(Spatial annotation lines)
+ + +

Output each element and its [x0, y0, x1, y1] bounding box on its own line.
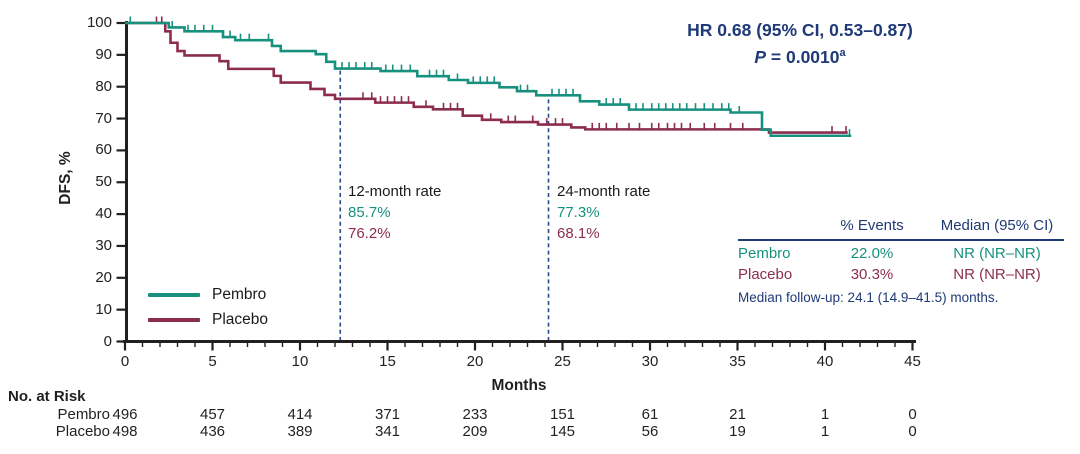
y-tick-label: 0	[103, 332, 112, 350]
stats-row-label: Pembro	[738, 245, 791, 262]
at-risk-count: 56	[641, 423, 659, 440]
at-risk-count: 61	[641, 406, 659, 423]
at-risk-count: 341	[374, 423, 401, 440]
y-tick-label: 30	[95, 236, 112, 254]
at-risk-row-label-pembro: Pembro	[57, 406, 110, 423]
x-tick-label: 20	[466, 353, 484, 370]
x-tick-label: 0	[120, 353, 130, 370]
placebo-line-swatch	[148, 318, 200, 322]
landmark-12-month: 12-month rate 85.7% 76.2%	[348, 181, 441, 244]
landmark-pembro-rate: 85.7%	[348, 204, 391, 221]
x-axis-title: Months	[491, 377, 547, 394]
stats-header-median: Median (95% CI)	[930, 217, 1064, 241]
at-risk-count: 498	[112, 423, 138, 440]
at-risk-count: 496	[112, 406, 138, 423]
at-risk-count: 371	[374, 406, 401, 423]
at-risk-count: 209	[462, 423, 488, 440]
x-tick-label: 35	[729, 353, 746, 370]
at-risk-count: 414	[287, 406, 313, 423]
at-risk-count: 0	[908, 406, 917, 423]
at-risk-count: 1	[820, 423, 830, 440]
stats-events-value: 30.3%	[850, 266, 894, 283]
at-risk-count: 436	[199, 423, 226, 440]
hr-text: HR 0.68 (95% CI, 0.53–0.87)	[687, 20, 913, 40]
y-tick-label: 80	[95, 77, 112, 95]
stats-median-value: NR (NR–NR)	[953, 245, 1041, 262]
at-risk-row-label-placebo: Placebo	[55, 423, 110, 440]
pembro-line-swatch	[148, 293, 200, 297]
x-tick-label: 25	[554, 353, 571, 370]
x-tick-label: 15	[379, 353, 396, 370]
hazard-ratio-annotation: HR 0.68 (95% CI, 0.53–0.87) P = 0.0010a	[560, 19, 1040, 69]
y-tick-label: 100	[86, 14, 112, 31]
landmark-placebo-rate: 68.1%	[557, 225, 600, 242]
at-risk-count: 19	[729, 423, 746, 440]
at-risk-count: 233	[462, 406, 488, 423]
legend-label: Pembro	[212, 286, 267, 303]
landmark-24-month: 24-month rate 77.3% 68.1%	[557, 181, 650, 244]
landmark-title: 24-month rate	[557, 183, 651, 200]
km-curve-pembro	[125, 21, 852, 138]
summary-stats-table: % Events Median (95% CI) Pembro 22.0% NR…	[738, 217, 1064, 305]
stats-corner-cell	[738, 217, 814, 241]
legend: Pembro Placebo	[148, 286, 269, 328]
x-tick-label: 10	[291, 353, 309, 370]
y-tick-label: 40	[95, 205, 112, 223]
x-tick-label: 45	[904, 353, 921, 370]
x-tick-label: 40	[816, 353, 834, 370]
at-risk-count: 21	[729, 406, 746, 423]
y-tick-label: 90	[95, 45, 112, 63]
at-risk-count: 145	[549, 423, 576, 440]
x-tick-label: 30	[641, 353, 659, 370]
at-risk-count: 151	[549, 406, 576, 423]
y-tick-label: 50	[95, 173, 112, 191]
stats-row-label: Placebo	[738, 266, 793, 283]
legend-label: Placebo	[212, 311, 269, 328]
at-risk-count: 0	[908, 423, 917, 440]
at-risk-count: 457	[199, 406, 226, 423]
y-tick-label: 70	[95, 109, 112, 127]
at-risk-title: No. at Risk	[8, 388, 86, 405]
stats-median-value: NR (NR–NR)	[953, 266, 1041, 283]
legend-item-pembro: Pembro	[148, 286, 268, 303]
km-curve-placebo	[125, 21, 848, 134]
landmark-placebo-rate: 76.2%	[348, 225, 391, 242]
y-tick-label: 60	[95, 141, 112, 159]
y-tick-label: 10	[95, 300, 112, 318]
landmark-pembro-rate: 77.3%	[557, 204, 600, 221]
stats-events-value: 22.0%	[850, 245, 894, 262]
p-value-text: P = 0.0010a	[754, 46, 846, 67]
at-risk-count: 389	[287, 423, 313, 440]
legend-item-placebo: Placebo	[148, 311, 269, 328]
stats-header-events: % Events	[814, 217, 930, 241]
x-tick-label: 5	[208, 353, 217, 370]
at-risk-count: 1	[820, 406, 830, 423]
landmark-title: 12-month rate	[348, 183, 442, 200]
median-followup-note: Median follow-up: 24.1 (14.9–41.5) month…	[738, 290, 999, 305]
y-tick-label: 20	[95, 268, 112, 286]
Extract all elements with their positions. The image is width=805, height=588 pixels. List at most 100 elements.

+ + +

_Directions_
Turn the lines above into a numbered list, starting at the line that contains "332, 112, 350]" and ending after the line that contains "landmark-12-month: 12-month rate". Leave out any blank lines.

_Response to this task_
1. y-tick-label: 0	[103, 332, 112, 350]
2. stats-row-label: Pembro	[738, 245, 791, 262]
3. at-risk-count: 56	[641, 423, 659, 440]
4. at-risk-count: 61	[641, 406, 659, 423]
5. at-risk-count: 341	[374, 423, 401, 440]
6. y-tick-label: 30	[95, 236, 112, 254]
7. at-risk-row-label-pembro: Pembro	[57, 406, 110, 423]
8. x-tick-label: 20	[466, 353, 484, 370]
9. x-tick-label: 0	[120, 353, 130, 370]
10. placebo-line-swatch	[148, 318, 200, 322]
11. landmark-12-month: 12-month rate 85.7% 76.2%	[348, 181, 441, 244]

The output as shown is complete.